- Aim -
Search the data for the string "diff" and extract every line where it appears.

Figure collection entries
▼

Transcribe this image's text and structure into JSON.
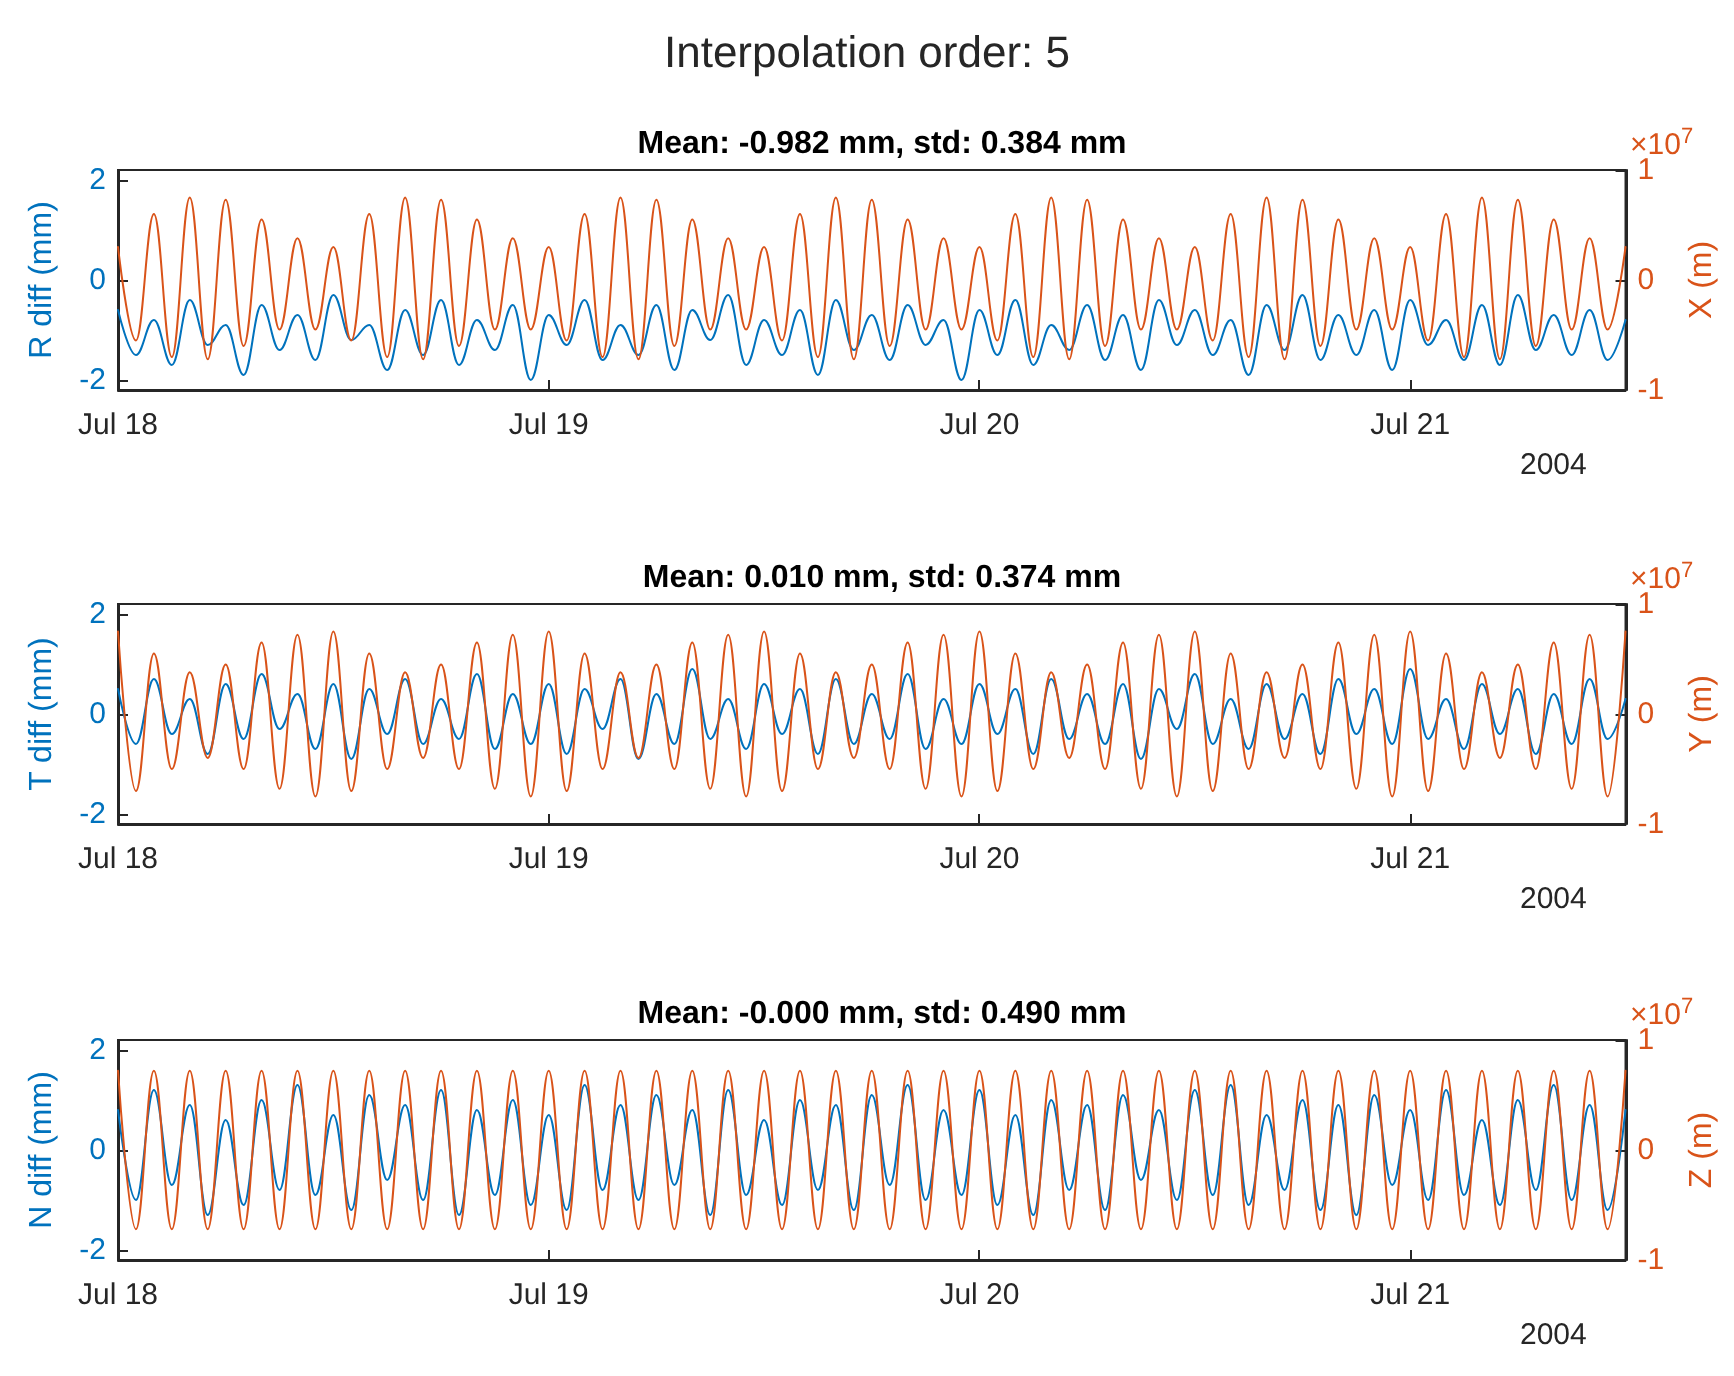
{
  "chart_data": [
    {
      "type": "line",
      "title": "Interpolation order: 5",
      "subtitle": "Mean: -0.982 mm, std: 0.384 mm",
      "ylabel": "R diff (mm)",
      "y2label": "X (m)",
      "annotations": [
        "×10$^{7}$",
        "2004"
      ],
      "marker": "none",
      "line_style": "solid",
      "xlim": [
        "2004-07-18T00:00",
        "2004-07-21T12:00"
      ],
      "xticks": [
        {
          "value": "2004-07-18",
          "label": "Jul 18"
        },
        {
          "value": "2004-07-19",
          "label": "Jul 19"
        },
        {
          "value": "2004-07-20",
          "label": "Jul 20"
        },
        {
          "value": "2004-07-21",
          "label": "Jul 21"
        }
      ],
      "ylim": [
        -2.2,
        2.2
      ],
      "yticks": [
        -2,
        0,
        2
      ],
      "y2lim": [
        -1,
        1
      ],
      "y2ticks": [
        -1,
        0,
        1
      ],
      "x": [
        "2004-07-18T00:00",
        "2004-07-18T01:00",
        "2004-07-18T02:00",
        "2004-07-18T03:00",
        "2004-07-18T04:00",
        "2004-07-18T05:00",
        "2004-07-18T06:00",
        "2004-07-18T07:00",
        "2004-07-18T08:00",
        "2004-07-18T09:00",
        "2004-07-18T10:00",
        "2004-07-18T11:00",
        "2004-07-18T12:00",
        "2004-07-18T13:00",
        "2004-07-18T14:00",
        "2004-07-18T15:00",
        "2004-07-18T16:00",
        "2004-07-18T17:00",
        "2004-07-18T18:00",
        "2004-07-18T19:00",
        "2004-07-18T20:00",
        "2004-07-18T21:00",
        "2004-07-18T22:00",
        "2004-07-18T23:00",
        "2004-07-19T00:00",
        "2004-07-19T01:00",
        "2004-07-19T02:00",
        "2004-07-19T03:00",
        "2004-07-19T04:00",
        "2004-07-19T05:00",
        "2004-07-19T06:00",
        "2004-07-19T07:00",
        "2004-07-19T08:00",
        "2004-07-19T09:00",
        "2004-07-19T10:00",
        "2004-07-19T11:00",
        "2004-07-19T12:00",
        "2004-07-19T13:00",
        "2004-07-19T14:00",
        "2004-07-19T15:00",
        "2004-07-19T16:00",
        "2004-07-19T17:00",
        "2004-07-19T18:00",
        "2004-07-19T19:00",
        "2004-07-19T20:00",
        "2004-07-19T21:00",
        "2004-07-19T22:00",
        "2004-07-19T23:00",
        "2004-07-20T00:00",
        "2004-07-20T01:00",
        "2004-07-20T02:00",
        "2004-07-20T03:00",
        "2004-07-20T04:00",
        "2004-07-20T05:00",
        "2004-07-20T06:00",
        "2004-07-20T07:00",
        "2004-07-20T08:00",
        "2004-07-20T09:00",
        "2004-07-20T10:00",
        "2004-07-20T11:00",
        "2004-07-20T12:00",
        "2004-07-20T13:00",
        "2004-07-20T14:00",
        "2004-07-20T15:00",
        "2004-07-20T16:00",
        "2004-07-20T17:00",
        "2004-07-20T18:00",
        "2004-07-20T19:00",
        "2004-07-20T20:00",
        "2004-07-20T21:00",
        "2004-07-20T22:00",
        "2004-07-20T23:00",
        "2004-07-21T00:00",
        "2004-07-21T01:00",
        "2004-07-21T02:00",
        "2004-07-21T03:00",
        "2004-07-21T04:00",
        "2004-07-21T05:00",
        "2004-07-21T06:00",
        "2004-07-21T07:00",
        "2004-07-21T08:00",
        "2004-07-21T09:00",
        "2004-07-21T10:00",
        "2004-07-21T11:00",
        "2004-07-21T12:00"
      ],
      "series": [
        {
          "color": "#0072bd",
          "values": [
            -0.6,
            -1.5,
            -0.8,
            -1.7,
            -0.4,
            -1.3,
            -0.9,
            -1.9,
            -0.5,
            -1.4,
            -0.7,
            -1.6,
            -0.3,
            -1.2,
            -0.9,
            -1.8,
            -0.6,
            -1.5,
            -0.4,
            -1.7,
            -0.8,
            -1.4,
            -0.5,
            -2.0,
            -0.7,
            -1.3,
            -0.4,
            -1.6,
            -0.9,
            -1.5,
            -0.5,
            -1.8,
            -0.6,
            -1.2,
            -0.3,
            -1.7,
            -0.8,
            -1.5,
            -0.6,
            -1.9,
            -0.4,
            -1.4,
            -0.7,
            -1.6,
            -0.5,
            -1.3,
            -0.8,
            -2.0,
            -0.6,
            -1.5,
            -0.4,
            -1.7,
            -0.9,
            -1.4,
            -0.5,
            -1.6,
            -0.7,
            -1.8,
            -0.4,
            -1.3,
            -0.6,
            -1.5,
            -0.8,
            -1.9,
            -0.5,
            -1.4,
            -0.3,
            -1.6,
            -0.7,
            -1.5,
            -0.6,
            -1.8,
            -0.4,
            -1.3,
            -0.8,
            -1.6,
            -0.5,
            -1.7,
            -0.3,
            -1.4,
            -0.7,
            -1.5,
            -0.6,
            -1.6,
            -0.8
          ]
        },
        {
          "color": "#d95319",
          "axis": "y2",
          "values": [
            0.3,
            -0.55,
            0.6,
            -0.7,
            0.75,
            -0.72,
            0.73,
            -0.6,
            0.55,
            -0.45,
            0.38,
            -0.45,
            0.3,
            -0.55,
            0.6,
            -0.7,
            0.75,
            -0.72,
            0.73,
            -0.6,
            0.55,
            -0.45,
            0.38,
            -0.45,
            0.3,
            -0.55,
            0.6,
            -0.7,
            0.75,
            -0.72,
            0.73,
            -0.6,
            0.55,
            -0.45,
            0.38,
            -0.45,
            0.3,
            -0.55,
            0.6,
            -0.7,
            0.75,
            -0.72,
            0.73,
            -0.6,
            0.55,
            -0.45,
            0.38,
            -0.45,
            0.3,
            -0.55,
            0.6,
            -0.7,
            0.75,
            -0.72,
            0.73,
            -0.6,
            0.55,
            -0.45,
            0.38,
            -0.45,
            0.3,
            -0.55,
            0.6,
            -0.7,
            0.75,
            -0.72,
            0.73,
            -0.6,
            0.55,
            -0.45,
            0.38,
            -0.45,
            0.3,
            -0.55,
            0.6,
            -0.7,
            0.75,
            -0.72,
            0.73,
            -0.6,
            0.55,
            -0.45,
            0.38,
            -0.45,
            0.3
          ]
        }
      ]
    },
    {
      "type": "line",
      "subtitle": "Mean: 0.010 mm, std: 0.374 mm",
      "ylabel": "T diff (mm)",
      "y2label": "Y (m)",
      "annotations": [
        "×10$^{7}$",
        "2004"
      ],
      "marker": "none",
      "line_style": "solid",
      "xlim": [
        "2004-07-18T00:00",
        "2004-07-21T12:00"
      ],
      "xticks": [
        {
          "value": "2004-07-18",
          "label": "Jul 18"
        },
        {
          "value": "2004-07-19",
          "label": "Jul 19"
        },
        {
          "value": "2004-07-20",
          "label": "Jul 20"
        },
        {
          "value": "2004-07-21",
          "label": "Jul 21"
        }
      ],
      "ylim": [
        -2.2,
        2.2
      ],
      "yticks": [
        -2,
        0,
        2
      ],
      "y2lim": [
        -1,
        1
      ],
      "y2ticks": [
        -1,
        0,
        1
      ],
      "x": [
        "2004-07-18T00:00",
        "2004-07-18T01:00",
        "2004-07-18T02:00",
        "2004-07-18T03:00",
        "2004-07-18T04:00",
        "2004-07-18T05:00",
        "2004-07-18T06:00",
        "2004-07-18T07:00",
        "2004-07-18T08:00",
        "2004-07-18T09:00",
        "2004-07-18T10:00",
        "2004-07-18T11:00",
        "2004-07-18T12:00",
        "2004-07-18T13:00",
        "2004-07-18T14:00",
        "2004-07-18T15:00",
        "2004-07-18T16:00",
        "2004-07-18T17:00",
        "2004-07-18T18:00",
        "2004-07-18T19:00",
        "2004-07-18T20:00",
        "2004-07-18T21:00",
        "2004-07-18T22:00",
        "2004-07-18T23:00",
        "2004-07-19T00:00",
        "2004-07-19T01:00",
        "2004-07-19T02:00",
        "2004-07-19T03:00",
        "2004-07-19T04:00",
        "2004-07-19T05:00",
        "2004-07-19T06:00",
        "2004-07-19T07:00",
        "2004-07-19T08:00",
        "2004-07-19T09:00",
        "2004-07-19T10:00",
        "2004-07-19T11:00",
        "2004-07-19T12:00",
        "2004-07-19T13:00",
        "2004-07-19T14:00",
        "2004-07-19T15:00",
        "2004-07-19T16:00",
        "2004-07-19T17:00",
        "2004-07-19T18:00",
        "2004-07-19T19:00",
        "2004-07-19T20:00",
        "2004-07-19T21:00",
        "2004-07-19T22:00",
        "2004-07-19T23:00",
        "2004-07-20T00:00",
        "2004-07-20T01:00",
        "2004-07-20T02:00",
        "2004-07-20T03:00",
        "2004-07-20T04:00",
        "2004-07-20T05:00",
        "2004-07-20T06:00",
        "2004-07-20T07:00",
        "2004-07-20T08:00",
        "2004-07-20T09:00",
        "2004-07-20T10:00",
        "2004-07-20T11:00",
        "2004-07-20T12:00",
        "2004-07-20T13:00",
        "2004-07-20T14:00",
        "2004-07-20T15:00",
        "2004-07-20T16:00",
        "2004-07-20T17:00",
        "2004-07-20T18:00",
        "2004-07-20T19:00",
        "2004-07-20T20:00",
        "2004-07-20T21:00",
        "2004-07-20T22:00",
        "2004-07-20T23:00",
        "2004-07-21T00:00",
        "2004-07-21T01:00",
        "2004-07-21T02:00",
        "2004-07-21T03:00",
        "2004-07-21T04:00",
        "2004-07-21T05:00",
        "2004-07-21T06:00",
        "2004-07-21T07:00",
        "2004-07-21T08:00",
        "2004-07-21T09:00",
        "2004-07-21T10:00",
        "2004-07-21T11:00",
        "2004-07-21T12:00"
      ],
      "series": [
        {
          "color": "#0072bd",
          "values": [
            0.5,
            -0.6,
            0.7,
            -0.4,
            0.3,
            -0.8,
            0.6,
            -0.5,
            0.8,
            -0.3,
            0.4,
            -0.7,
            0.6,
            -0.9,
            0.5,
            -0.4,
            0.7,
            -0.6,
            0.3,
            -0.5,
            0.8,
            -0.7,
            0.4,
            -0.6,
            0.6,
            -0.8,
            0.5,
            -0.3,
            0.7,
            -0.9,
            0.4,
            -0.6,
            0.9,
            -0.5,
            0.3,
            -0.7,
            0.6,
            -0.4,
            0.5,
            -0.8,
            0.7,
            -0.6,
            0.4,
            -0.5,
            0.8,
            -0.7,
            0.3,
            -0.6,
            0.6,
            -0.4,
            0.5,
            -0.8,
            0.7,
            -0.5,
            0.4,
            -0.6,
            0.6,
            -0.9,
            0.5,
            -0.3,
            0.8,
            -0.6,
            0.3,
            -0.7,
            0.6,
            -0.5,
            0.4,
            -0.8,
            0.7,
            -0.4,
            0.5,
            -0.6,
            0.9,
            -0.5,
            0.3,
            -0.7,
            0.6,
            -0.4,
            0.5,
            -0.8,
            0.4,
            -0.6,
            0.7,
            -0.5,
            0.3
          ]
        },
        {
          "color": "#d95319",
          "axis": "y2",
          "values": [
            0.75,
            -0.7,
            0.55,
            -0.5,
            0.38,
            -0.4,
            0.45,
            -0.5,
            0.65,
            -0.68,
            0.72,
            -0.75,
            0.75,
            -0.7,
            0.55,
            -0.5,
            0.38,
            -0.4,
            0.45,
            -0.5,
            0.65,
            -0.68,
            0.72,
            -0.75,
            0.75,
            -0.7,
            0.55,
            -0.5,
            0.38,
            -0.4,
            0.45,
            -0.5,
            0.65,
            -0.68,
            0.72,
            -0.75,
            0.75,
            -0.7,
            0.55,
            -0.5,
            0.38,
            -0.4,
            0.45,
            -0.5,
            0.65,
            -0.68,
            0.72,
            -0.75,
            0.75,
            -0.7,
            0.55,
            -0.5,
            0.38,
            -0.4,
            0.45,
            -0.5,
            0.65,
            -0.68,
            0.72,
            -0.75,
            0.75,
            -0.7,
            0.55,
            -0.5,
            0.38,
            -0.4,
            0.45,
            -0.5,
            0.65,
            -0.68,
            0.72,
            -0.75,
            0.75,
            -0.7,
            0.55,
            -0.5,
            0.38,
            -0.4,
            0.45,
            -0.5,
            0.65,
            -0.68,
            0.72,
            -0.75,
            0.75
          ]
        }
      ]
    },
    {
      "type": "line",
      "subtitle": "Mean: -0.000 mm, std: 0.490 mm",
      "ylabel": "N diff (mm)",
      "y2label": "Z (m)",
      "annotations": [
        "×10$^{7}$",
        "2004"
      ],
      "marker": "none",
      "line_style": "solid",
      "xlim": [
        "2004-07-18T00:00",
        "2004-07-21T12:00"
      ],
      "xticks": [
        {
          "value": "2004-07-18",
          "label": "Jul 18"
        },
        {
          "value": "2004-07-19",
          "label": "Jul 19"
        },
        {
          "value": "2004-07-20",
          "label": "Jul 20"
        },
        {
          "value": "2004-07-21",
          "label": "Jul 21"
        }
      ],
      "ylim": [
        -2.2,
        2.2
      ],
      "yticks": [
        -2,
        0,
        2
      ],
      "y2lim": [
        -1,
        1
      ],
      "y2ticks": [
        -1,
        0,
        1
      ],
      "x": [
        "2004-07-18T00:00",
        "2004-07-18T01:00",
        "2004-07-18T02:00",
        "2004-07-18T03:00",
        "2004-07-18T04:00",
        "2004-07-18T05:00",
        "2004-07-18T06:00",
        "2004-07-18T07:00",
        "2004-07-18T08:00",
        "2004-07-18T09:00",
        "2004-07-18T10:00",
        "2004-07-18T11:00",
        "2004-07-18T12:00",
        "2004-07-18T13:00",
        "2004-07-18T14:00",
        "2004-07-18T15:00",
        "2004-07-18T16:00",
        "2004-07-18T17:00",
        "2004-07-18T18:00",
        "2004-07-18T19:00",
        "2004-07-18T20:00",
        "2004-07-18T21:00",
        "2004-07-18T22:00",
        "2004-07-18T23:00",
        "2004-07-19T00:00",
        "2004-07-19T01:00",
        "2004-07-19T02:00",
        "2004-07-19T03:00",
        "2004-07-19T04:00",
        "2004-07-19T05:00",
        "2004-07-19T06:00",
        "2004-07-19T07:00",
        "2004-07-19T08:00",
        "2004-07-19T09:00",
        "2004-07-19T10:00",
        "2004-07-19T11:00",
        "2004-07-19T12:00",
        "2004-07-19T13:00",
        "2004-07-19T14:00",
        "2004-07-19T15:00",
        "2004-07-19T16:00",
        "2004-07-19T17:00",
        "2004-07-19T18:00",
        "2004-07-19T19:00",
        "2004-07-19T20:00",
        "2004-07-19T21:00",
        "2004-07-19T22:00",
        "2004-07-19T23:00",
        "2004-07-20T00:00",
        "2004-07-20T01:00",
        "2004-07-20T02:00",
        "2004-07-20T03:00",
        "2004-07-20T04:00",
        "2004-07-20T05:00",
        "2004-07-20T06:00",
        "2004-07-20T07:00",
        "2004-07-20T08:00",
        "2004-07-20T09:00",
        "2004-07-20T10:00",
        "2004-07-20T11:00",
        "2004-07-20T12:00",
        "2004-07-20T13:00",
        "2004-07-20T14:00",
        "2004-07-20T15:00",
        "2004-07-20T16:00",
        "2004-07-20T17:00",
        "2004-07-20T18:00",
        "2004-07-20T19:00",
        "2004-07-20T20:00",
        "2004-07-20T21:00",
        "2004-07-20T22:00",
        "2004-07-20T23:00",
        "2004-07-21T00:00",
        "2004-07-21T01:00",
        "2004-07-21T02:00",
        "2004-07-21T03:00",
        "2004-07-21T04:00",
        "2004-07-21T05:00",
        "2004-07-21T06:00",
        "2004-07-21T07:00",
        "2004-07-21T08:00",
        "2004-07-21T09:00",
        "2004-07-21T10:00",
        "2004-07-21T11:00",
        "2004-07-21T12:00"
      ],
      "series": [
        {
          "color": "#0072bd",
          "values": [
            0.8,
            -1.0,
            1.2,
            -0.7,
            0.9,
            -1.3,
            0.6,
            -1.1,
            1.0,
            -0.8,
            1.3,
            -0.9,
            0.7,
            -1.2,
            1.1,
            -0.6,
            0.9,
            -1.0,
            1.2,
            -1.3,
            0.8,
            -0.9,
            1.0,
            -1.1,
            0.7,
            -1.2,
            1.3,
            -0.8,
            0.9,
            -1.0,
            1.1,
            -0.7,
            0.8,
            -1.3,
            1.2,
            -0.9,
            0.6,
            -1.1,
            1.0,
            -0.8,
            0.9,
            -1.2,
            1.1,
            -0.7,
            1.3,
            -1.0,
            0.8,
            -0.9,
            1.2,
            -1.1,
            0.7,
            -1.3,
            1.0,
            -0.8,
            0.9,
            -1.2,
            1.1,
            -0.6,
            0.8,
            -1.0,
            1.2,
            -0.9,
            1.3,
            -1.1,
            0.7,
            -0.8,
            1.0,
            -1.2,
            0.9,
            -1.3,
            1.1,
            -0.7,
            0.8,
            -1.0,
            1.2,
            -0.9,
            0.6,
            -1.1,
            1.0,
            -0.8,
            1.3,
            -1.0,
            0.9,
            -1.2,
            0.8
          ]
        },
        {
          "color": "#d95319",
          "axis": "y2",
          "values": [
            0.72,
            -0.72,
            0.72,
            -0.72,
            0.72,
            -0.72,
            0.72,
            -0.72,
            0.72,
            -0.72,
            0.72,
            -0.72,
            0.72,
            -0.72,
            0.72,
            -0.72,
            0.72,
            -0.72,
            0.72,
            -0.72,
            0.72,
            -0.72,
            0.72,
            -0.72,
            0.72,
            -0.72,
            0.72,
            -0.72,
            0.72,
            -0.72,
            0.72,
            -0.72,
            0.72,
            -0.72,
            0.72,
            -0.72,
            0.72,
            -0.72,
            0.72,
            -0.72,
            0.72,
            -0.72,
            0.72,
            -0.72,
            0.72,
            -0.72,
            0.72,
            -0.72,
            0.72,
            -0.72,
            0.72,
            -0.72,
            0.72,
            -0.72,
            0.72,
            -0.72,
            0.72,
            -0.72,
            0.72,
            -0.72,
            0.72,
            -0.72,
            0.72,
            -0.72,
            0.72,
            -0.72,
            0.72,
            -0.72,
            0.72,
            -0.72,
            0.72,
            -0.72,
            0.72,
            -0.72,
            0.72,
            -0.72,
            0.72,
            -0.72,
            0.72,
            -0.72,
            0.72,
            -0.72,
            0.72,
            -0.72,
            0.72
          ]
        }
      ]
    }
  ]
}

▲

- Task result -
      "ylabel": "R diff (mm)",
      "ylabel": "T diff (mm)",
      "ylabel": "N diff (mm)",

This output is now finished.